Data entries:
###

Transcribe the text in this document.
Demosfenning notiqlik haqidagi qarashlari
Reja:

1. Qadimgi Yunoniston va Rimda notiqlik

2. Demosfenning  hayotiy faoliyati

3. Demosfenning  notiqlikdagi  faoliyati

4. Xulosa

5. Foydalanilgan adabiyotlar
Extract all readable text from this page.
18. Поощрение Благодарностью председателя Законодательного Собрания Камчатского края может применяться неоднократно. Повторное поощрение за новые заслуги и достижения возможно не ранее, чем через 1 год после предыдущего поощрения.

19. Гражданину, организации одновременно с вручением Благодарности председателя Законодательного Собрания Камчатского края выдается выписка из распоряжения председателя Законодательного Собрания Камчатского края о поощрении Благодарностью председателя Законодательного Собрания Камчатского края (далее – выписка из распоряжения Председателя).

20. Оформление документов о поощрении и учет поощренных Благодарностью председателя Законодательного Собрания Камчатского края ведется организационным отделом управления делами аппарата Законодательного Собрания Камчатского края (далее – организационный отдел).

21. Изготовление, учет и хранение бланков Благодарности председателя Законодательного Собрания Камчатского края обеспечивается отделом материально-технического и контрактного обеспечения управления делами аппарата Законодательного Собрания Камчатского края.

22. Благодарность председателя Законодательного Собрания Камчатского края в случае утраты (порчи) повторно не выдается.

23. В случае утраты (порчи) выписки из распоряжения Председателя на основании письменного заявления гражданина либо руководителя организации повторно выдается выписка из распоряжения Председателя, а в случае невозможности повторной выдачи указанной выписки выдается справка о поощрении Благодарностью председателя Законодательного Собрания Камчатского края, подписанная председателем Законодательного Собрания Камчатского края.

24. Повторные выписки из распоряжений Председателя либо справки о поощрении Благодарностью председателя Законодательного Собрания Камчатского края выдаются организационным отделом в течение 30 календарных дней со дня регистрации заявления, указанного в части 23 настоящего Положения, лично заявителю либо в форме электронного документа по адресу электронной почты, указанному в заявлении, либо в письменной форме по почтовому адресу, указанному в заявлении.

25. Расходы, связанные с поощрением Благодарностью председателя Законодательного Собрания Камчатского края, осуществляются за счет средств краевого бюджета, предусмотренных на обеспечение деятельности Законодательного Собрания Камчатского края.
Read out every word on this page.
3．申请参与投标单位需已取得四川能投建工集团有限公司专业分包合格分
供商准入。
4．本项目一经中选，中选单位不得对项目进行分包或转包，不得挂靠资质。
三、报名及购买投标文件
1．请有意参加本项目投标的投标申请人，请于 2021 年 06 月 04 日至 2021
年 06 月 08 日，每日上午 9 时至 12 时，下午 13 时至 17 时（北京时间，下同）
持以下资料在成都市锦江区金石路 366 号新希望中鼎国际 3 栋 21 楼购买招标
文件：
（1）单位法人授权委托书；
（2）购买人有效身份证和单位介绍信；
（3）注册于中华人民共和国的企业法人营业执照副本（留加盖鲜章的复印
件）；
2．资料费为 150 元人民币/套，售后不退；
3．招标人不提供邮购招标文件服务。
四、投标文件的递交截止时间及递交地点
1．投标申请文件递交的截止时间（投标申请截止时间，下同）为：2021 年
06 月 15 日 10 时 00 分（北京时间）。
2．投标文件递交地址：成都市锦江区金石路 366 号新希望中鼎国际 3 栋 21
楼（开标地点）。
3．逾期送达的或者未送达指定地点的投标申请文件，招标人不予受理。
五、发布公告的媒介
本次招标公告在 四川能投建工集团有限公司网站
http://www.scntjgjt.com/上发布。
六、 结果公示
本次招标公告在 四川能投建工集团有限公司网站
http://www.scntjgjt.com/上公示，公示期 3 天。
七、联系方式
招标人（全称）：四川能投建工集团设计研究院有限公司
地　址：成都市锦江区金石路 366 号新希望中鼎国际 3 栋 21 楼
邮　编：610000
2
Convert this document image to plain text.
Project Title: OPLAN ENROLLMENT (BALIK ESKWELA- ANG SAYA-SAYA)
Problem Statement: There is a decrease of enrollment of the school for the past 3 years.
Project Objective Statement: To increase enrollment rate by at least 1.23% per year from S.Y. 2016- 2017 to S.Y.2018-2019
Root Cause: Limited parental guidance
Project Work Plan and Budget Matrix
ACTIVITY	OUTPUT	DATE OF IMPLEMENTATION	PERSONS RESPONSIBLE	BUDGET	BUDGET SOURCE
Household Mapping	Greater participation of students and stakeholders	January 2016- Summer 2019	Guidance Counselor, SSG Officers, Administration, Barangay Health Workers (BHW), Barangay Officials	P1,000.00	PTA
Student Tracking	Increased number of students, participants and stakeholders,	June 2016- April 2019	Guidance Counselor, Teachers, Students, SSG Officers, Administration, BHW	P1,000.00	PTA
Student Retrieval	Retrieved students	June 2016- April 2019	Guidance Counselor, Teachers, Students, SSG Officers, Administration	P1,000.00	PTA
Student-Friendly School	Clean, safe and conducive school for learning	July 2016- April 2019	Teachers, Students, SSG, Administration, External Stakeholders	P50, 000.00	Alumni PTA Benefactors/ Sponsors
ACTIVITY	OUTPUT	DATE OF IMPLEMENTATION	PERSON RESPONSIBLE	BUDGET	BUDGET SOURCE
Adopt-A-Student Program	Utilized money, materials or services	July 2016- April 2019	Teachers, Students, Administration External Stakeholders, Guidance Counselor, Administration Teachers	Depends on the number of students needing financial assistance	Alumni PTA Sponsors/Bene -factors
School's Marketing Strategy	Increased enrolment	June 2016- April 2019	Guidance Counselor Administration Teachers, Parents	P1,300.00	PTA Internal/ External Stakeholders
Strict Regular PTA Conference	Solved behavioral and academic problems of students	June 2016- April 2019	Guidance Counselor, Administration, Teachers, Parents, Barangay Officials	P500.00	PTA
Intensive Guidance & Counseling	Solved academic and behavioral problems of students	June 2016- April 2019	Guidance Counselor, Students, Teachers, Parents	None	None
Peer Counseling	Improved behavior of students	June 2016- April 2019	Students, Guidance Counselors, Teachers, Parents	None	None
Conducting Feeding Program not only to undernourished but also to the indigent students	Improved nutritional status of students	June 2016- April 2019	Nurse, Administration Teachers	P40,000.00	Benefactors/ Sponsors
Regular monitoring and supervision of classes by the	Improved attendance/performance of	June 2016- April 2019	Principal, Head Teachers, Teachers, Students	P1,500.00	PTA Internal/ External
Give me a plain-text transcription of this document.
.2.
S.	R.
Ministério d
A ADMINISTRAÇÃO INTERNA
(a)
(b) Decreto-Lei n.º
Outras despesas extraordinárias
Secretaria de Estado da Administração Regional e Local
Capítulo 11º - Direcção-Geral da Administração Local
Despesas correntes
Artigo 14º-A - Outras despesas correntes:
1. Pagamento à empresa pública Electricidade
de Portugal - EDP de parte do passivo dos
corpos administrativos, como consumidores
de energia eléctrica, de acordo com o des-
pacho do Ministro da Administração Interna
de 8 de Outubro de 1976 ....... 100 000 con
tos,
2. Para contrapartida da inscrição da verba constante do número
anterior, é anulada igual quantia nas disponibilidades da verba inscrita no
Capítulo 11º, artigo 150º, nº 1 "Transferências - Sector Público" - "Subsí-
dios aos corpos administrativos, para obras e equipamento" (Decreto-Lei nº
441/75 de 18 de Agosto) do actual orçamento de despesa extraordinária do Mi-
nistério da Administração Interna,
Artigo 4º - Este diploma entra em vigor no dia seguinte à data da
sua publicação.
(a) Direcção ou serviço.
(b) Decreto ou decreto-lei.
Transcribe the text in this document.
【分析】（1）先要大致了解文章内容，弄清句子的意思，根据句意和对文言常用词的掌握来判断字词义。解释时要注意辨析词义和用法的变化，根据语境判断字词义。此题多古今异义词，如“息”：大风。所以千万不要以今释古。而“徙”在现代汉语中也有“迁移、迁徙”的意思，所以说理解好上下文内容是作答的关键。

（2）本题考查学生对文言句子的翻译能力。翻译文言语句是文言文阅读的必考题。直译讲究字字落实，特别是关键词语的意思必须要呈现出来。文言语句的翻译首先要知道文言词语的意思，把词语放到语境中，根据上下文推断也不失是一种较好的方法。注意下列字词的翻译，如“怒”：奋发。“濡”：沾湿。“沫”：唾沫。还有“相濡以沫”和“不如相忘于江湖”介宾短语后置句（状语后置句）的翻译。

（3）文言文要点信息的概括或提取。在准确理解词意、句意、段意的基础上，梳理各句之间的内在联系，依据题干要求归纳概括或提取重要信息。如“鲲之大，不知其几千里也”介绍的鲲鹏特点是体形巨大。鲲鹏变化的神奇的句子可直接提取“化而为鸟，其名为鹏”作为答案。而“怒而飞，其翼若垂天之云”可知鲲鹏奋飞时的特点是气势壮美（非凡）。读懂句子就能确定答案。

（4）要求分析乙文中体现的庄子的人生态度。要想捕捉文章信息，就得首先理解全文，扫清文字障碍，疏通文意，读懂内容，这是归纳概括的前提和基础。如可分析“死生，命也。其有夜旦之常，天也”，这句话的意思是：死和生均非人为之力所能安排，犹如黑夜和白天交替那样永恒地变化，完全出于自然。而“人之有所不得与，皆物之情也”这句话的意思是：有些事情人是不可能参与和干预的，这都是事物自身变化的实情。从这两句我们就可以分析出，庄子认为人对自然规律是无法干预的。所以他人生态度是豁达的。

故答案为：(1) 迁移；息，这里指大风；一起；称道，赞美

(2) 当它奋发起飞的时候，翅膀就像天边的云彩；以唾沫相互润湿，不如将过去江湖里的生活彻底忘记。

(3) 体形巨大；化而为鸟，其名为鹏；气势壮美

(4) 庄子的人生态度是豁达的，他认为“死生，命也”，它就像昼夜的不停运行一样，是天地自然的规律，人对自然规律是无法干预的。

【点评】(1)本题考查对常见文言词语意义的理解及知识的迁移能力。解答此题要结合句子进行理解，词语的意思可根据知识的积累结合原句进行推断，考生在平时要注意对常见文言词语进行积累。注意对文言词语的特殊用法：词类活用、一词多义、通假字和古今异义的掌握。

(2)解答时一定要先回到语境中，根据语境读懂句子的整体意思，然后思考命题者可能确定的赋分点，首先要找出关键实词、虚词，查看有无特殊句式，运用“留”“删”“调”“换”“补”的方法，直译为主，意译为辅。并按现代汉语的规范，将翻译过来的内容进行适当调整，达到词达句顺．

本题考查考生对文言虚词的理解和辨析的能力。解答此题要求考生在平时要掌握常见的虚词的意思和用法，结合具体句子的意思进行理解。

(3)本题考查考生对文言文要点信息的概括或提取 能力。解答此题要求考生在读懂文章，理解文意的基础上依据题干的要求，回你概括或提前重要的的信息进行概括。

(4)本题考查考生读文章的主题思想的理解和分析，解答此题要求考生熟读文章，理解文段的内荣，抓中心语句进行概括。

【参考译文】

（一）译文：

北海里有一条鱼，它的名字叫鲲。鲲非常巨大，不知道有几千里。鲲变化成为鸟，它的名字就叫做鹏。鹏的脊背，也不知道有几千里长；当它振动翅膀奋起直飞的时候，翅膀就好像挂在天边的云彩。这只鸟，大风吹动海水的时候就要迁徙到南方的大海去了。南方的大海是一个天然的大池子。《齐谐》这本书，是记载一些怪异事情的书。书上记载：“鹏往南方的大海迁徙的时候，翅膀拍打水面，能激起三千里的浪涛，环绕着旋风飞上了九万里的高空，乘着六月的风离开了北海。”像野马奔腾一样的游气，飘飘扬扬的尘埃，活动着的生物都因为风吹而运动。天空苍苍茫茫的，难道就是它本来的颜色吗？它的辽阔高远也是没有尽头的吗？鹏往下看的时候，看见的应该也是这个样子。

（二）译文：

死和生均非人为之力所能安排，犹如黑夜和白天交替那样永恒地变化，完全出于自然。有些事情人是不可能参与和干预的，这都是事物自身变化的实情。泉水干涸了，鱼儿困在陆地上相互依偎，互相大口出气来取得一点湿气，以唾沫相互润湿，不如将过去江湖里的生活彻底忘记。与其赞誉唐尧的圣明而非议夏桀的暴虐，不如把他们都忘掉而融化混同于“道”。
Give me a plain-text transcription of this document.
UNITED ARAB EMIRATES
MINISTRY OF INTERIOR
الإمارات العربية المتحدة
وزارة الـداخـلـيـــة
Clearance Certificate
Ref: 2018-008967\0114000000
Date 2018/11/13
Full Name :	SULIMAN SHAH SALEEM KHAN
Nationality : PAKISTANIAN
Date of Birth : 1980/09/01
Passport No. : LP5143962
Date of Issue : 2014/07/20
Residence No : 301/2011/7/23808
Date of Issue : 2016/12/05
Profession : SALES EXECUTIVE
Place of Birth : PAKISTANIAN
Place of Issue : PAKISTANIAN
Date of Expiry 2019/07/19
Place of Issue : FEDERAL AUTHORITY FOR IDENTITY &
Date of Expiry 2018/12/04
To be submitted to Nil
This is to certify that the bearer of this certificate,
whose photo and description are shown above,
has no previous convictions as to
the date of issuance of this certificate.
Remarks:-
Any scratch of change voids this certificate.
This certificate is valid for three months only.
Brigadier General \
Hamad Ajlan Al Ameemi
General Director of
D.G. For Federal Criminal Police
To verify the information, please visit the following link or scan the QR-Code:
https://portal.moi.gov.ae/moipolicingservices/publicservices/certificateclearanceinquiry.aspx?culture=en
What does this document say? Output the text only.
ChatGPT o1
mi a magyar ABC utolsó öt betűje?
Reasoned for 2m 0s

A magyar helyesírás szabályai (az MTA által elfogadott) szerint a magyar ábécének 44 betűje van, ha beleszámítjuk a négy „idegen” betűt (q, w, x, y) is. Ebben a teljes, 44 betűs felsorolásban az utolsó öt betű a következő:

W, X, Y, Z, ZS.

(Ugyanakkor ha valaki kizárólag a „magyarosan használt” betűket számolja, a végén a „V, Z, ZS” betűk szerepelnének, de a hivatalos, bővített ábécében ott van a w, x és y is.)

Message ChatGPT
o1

###

PROBLEM
Copy each line that holds the word "Improved".

EXPECTED ANSWER
Peer Counseling	Improved behavior of students	June 2016- April 2019	Students, Guidance Counselors, Teachers, Parents	None	None
Conducting Feeding Program not only to undernourished but also to the indigent students	Improved nutritional status of students	June 2016- April 2019	Nurse, Administration Teachers	P40,000.00	Benefactors/ Sponsors
Regular monitoring and supervision of classes by the	Improved attendance/performance of	June 2016- April 2019	Principal, Head Teachers, Teachers, Students	P1,500.00	PTA Internal/ External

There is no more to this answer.